__Stated exercise__
Reproduce the swimrun race account starting at "Even with all" and ending at "intensity of triathlon.", substituting "teams" for "pairs".

__Document text__
Well that was a lot of fun.  This was the first example in New Zealand of a Scandinavian long distance swimrun race – alternating sections swimming and running without stopping.  You swim in your shoes and run in your wetsuit.  More adventure racing than triathlon.


The sheer novelty of the format has been great – reminds me of the very early days of triathlon when equipment wasn’t commercially available and we experimented, trying things out to see how well they work.

It’s a lot easier these days with the Internet.  Swimrun was born in Sweden where a couple of mates had a race across the Stockholm archipelago (chain of islands).  It’s a huge sport there now and is spreading across northern Europe with races from Scotland to Spain.  I even found a couple in the USA.

The largest races in Sweden have around 2000 competitors and there is a number of specialist swimrun suppliers who sell specific gear for the sport.

So you run in your wetsuit and swim in your shoes.  There’s a triathlon saying, “never race with something you haven’t trained with before” – it’s true here too but there’s rather more to try out.


To start with I made my own wetsuit out of an old triathlon one – cutting it above the knees and elbows to make it easier to run in.  It worked pretty well but it is, let’s face it, made of rubber so got pretty squeaky running 5 mins after a swim once the surface had dried out.

I bought myself a “made for Swimrun” model from Sweden as a birthday present to myself.  This was quite a revelation: it unzips at the front so you can cool off when running.  It has detachable arms, which you can roll down when hot, but pull up for the swims.  The fabric in the hips is extra flexible to make it easier to run in but - most genius of all – there’s thin neoprene between your thighs not rubber.  Much less squeaky.  There’s even a cute little pocket on the calf you can put gels in.  Handy.

Orca Swimrun core

Pull buoy and paddles

Swimming in your shoes makes transitions very quick when you’re doing a lot of them but they cause a phenomenal amount of drag.  The solution to this is to strap a pull buoy to your thigh when running and pull it between your legs when swimming to keep your feet up.  Elite triathletes Braden Currie and Courtenay Atkinson who won the Breca Sprint race today had an interesting variant – buoyancy aids in their socks!  Even the pull buoy thing took a bit of practice – the internet had 101 ways of attaching them to your leg and I discovered my trusty pool pullbuoy was too wide when wearing a wetsuit so I had to get a narrower one for the race.

Then there’s propulsion.  You wear hand paddles to battle the shoe drag.  This is awesome but hard work.  Some people have paddles the size of dinner plates.  In training I found the effort of pulling so much more water over big distances very hard on the shoulders.  Not something to try over 8k in the water on race day without trying it beforehand.

You write the course on the paddles so you know what’s coming up and whether it’s worth adjusting your gear.

Even with all this paraphernalia, I reckon I’m 30% slower in full swimrun regalia than just a wetsuit with bare hands and feet.  Drag is the enemy in the water.

Swimrun hand paddles


The other nice twist to swimrun is that you race in pairs.  This is primarily for safety as you get to some pretty remote places but it’s very sociable compared to the silent intensity of triathlon.

As it’s about the team, you can use each other as well as all this weird equipment and in Europe almost all the teams tether themselves together with a bungee.  It’s quite odd the first few times you try it out but makes enormous sense – levels up the effort so the faster can help the slower in both swim and run and you both finish quicker.

Matt’s a much stronger runner than me so our plan was for him to lead the runs and to alternate the swims just to share the load on shoulders.

__Items__
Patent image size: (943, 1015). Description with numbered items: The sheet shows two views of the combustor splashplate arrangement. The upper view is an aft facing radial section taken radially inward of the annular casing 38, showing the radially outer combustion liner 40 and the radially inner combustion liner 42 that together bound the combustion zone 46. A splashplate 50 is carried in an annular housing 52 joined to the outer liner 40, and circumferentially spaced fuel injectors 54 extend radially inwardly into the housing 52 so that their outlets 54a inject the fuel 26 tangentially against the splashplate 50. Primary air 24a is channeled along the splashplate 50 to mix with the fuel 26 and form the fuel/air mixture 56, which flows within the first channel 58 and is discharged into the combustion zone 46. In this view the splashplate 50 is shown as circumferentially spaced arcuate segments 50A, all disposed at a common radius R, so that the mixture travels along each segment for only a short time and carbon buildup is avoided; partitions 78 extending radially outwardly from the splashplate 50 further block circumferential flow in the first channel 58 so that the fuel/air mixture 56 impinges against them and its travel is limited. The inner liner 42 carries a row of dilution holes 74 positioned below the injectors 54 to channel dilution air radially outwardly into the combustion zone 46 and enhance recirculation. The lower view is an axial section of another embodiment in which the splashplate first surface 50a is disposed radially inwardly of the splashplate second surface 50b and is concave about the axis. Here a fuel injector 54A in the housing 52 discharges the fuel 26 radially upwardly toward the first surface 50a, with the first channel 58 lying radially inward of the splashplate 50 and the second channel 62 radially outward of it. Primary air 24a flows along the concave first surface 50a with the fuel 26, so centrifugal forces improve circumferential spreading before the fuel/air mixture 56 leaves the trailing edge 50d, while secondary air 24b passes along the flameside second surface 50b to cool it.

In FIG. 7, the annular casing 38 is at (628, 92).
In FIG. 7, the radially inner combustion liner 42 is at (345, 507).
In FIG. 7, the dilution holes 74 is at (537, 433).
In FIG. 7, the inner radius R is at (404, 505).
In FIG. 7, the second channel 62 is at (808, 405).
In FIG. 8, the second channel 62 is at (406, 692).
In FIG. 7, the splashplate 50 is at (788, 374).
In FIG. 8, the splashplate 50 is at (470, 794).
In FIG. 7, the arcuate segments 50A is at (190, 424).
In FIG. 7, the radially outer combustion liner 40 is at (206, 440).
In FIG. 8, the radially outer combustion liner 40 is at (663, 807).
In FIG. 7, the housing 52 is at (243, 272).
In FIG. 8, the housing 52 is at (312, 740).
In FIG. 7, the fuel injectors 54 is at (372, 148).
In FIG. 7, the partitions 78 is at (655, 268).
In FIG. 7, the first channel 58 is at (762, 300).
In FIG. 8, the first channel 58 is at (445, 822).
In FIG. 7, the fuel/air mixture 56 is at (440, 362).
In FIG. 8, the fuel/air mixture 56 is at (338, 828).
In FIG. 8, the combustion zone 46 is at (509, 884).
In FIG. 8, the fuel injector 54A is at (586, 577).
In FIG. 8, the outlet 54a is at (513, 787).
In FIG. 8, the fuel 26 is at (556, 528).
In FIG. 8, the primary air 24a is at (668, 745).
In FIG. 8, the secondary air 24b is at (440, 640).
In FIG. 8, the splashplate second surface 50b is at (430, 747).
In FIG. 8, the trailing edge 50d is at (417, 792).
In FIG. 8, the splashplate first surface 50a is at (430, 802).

__Worked solution__
Even with all this paraphernalia, I reckon I’m 30% slower in full swimrun regalia than just a wetsuit with bare hands and feet.  Drag is the enemy in the water.

Swimrun hand paddles


The other nice twist to swimrun is that you race in teams.  This is primarily for safety as you get to some pretty remote places but it’s very sociable compared to the silent intensity of triathlon.